Written exercise: Copy each line holding the string "محمد".

***

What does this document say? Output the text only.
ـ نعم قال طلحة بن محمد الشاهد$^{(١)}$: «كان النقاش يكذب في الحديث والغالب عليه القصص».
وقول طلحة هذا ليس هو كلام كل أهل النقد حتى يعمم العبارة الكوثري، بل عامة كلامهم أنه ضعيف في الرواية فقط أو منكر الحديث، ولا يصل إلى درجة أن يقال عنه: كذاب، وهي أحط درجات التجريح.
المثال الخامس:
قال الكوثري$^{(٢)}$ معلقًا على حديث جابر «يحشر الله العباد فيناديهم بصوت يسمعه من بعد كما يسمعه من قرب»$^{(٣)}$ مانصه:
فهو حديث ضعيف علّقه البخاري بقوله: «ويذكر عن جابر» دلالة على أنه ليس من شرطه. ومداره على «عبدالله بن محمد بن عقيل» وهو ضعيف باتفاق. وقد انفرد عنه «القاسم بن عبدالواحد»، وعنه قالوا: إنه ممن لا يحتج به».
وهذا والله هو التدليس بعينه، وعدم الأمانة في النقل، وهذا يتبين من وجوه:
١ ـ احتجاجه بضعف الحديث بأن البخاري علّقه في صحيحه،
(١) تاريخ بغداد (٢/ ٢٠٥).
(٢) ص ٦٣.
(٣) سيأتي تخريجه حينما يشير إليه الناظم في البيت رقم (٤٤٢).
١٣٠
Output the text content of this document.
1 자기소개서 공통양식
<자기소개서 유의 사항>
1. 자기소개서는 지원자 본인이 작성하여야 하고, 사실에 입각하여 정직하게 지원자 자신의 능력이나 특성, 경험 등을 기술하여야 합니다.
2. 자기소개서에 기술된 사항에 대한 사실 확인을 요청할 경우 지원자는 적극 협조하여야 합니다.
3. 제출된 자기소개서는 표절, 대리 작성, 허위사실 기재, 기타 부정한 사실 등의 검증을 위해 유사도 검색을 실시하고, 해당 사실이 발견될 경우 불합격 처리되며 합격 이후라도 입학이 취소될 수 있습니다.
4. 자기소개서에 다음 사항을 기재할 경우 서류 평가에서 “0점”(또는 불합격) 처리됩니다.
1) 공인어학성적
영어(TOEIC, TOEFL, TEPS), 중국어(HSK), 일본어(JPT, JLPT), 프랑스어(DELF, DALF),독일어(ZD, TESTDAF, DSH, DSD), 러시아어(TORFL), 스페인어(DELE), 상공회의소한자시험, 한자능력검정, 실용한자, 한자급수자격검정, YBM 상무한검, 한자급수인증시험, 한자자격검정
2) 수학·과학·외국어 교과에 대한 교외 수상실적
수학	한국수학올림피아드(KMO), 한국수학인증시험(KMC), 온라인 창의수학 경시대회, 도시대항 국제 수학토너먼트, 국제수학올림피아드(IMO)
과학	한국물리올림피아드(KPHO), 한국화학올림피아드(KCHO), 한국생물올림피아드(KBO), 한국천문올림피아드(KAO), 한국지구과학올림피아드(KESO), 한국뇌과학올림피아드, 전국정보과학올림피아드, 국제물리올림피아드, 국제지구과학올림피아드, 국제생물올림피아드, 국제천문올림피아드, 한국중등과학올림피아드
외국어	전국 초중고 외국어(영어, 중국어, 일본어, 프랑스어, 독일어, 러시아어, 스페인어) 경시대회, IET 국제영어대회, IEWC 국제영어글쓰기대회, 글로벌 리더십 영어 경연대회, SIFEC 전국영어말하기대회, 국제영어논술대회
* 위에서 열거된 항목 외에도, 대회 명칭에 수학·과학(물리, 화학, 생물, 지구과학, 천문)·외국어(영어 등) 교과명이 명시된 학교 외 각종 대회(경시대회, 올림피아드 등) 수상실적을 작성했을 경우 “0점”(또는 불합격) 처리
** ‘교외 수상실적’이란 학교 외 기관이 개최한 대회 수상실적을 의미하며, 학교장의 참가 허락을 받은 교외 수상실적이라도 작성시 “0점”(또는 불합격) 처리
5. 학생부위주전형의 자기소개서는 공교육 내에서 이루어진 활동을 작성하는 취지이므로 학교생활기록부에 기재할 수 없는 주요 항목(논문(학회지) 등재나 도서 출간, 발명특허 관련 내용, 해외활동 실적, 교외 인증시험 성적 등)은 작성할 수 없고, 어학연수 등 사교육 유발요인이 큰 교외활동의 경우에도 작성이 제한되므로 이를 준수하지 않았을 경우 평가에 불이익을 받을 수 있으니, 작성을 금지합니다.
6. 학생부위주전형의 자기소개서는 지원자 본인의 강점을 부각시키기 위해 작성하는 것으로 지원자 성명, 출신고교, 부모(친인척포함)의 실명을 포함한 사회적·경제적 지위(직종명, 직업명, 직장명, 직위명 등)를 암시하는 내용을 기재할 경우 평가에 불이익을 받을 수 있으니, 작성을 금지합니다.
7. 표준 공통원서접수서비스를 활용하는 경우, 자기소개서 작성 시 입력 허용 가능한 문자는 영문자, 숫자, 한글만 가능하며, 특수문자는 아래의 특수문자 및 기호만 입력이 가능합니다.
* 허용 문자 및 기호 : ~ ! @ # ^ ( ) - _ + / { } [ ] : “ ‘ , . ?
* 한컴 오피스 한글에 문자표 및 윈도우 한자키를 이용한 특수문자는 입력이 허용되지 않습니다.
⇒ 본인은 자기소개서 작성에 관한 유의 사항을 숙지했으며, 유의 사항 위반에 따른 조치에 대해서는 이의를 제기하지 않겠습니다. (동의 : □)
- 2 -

***

Result of the task:
ـ نعم قال طلحة بن محمد الشاهد$^{(١)}$: «كان النقاش يكذب في الحديث والغالب عليه القصص».
فهو حديث ضعيف علّقه البخاري بقوله: «ويذكر عن جابر» دلالة على أنه ليس من شرطه. ومداره على «عبدالله بن محمد بن عقيل» وهو ضعيف باتفاق. وقد انفرد عنه «القاسم بن عبدالواحد»، وعنه قالوا: إنه ممن لا يحتج به».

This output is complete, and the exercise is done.